Stated task:
Pull every line holding the string "chevron" from the records below.

Dataset records:
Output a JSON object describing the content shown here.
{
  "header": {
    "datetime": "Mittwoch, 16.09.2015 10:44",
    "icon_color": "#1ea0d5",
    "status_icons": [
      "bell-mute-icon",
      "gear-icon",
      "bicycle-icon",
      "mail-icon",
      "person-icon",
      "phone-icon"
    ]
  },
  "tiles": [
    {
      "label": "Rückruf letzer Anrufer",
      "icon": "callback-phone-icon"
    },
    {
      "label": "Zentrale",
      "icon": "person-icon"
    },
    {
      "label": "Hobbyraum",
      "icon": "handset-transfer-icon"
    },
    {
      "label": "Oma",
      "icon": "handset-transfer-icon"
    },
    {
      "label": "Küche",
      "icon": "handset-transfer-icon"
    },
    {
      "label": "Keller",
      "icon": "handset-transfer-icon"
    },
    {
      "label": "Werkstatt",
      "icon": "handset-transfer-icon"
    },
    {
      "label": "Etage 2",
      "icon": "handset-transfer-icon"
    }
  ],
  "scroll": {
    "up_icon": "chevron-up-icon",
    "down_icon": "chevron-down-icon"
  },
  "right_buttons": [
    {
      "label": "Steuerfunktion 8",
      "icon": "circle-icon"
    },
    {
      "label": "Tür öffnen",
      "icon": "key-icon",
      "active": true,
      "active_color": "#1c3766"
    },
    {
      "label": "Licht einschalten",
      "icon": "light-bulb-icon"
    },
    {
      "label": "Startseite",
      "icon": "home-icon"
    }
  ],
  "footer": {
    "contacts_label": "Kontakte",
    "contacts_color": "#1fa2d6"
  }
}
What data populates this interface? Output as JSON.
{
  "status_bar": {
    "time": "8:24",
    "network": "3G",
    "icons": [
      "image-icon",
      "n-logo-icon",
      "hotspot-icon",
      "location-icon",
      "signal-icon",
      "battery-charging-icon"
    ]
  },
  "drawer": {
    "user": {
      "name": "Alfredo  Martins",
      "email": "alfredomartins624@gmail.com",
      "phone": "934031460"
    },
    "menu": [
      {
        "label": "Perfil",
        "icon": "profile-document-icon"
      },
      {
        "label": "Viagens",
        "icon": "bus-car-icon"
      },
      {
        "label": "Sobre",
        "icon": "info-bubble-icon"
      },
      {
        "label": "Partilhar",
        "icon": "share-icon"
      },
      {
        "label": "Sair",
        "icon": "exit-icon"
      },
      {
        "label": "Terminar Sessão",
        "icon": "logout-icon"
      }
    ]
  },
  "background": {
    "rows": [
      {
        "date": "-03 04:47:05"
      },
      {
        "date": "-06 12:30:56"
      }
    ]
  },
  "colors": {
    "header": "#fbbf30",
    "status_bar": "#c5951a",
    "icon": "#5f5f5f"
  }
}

Exercise response:
    "up_icon": "chevron-up-icon",
    "down_icon": "chevron-down-icon"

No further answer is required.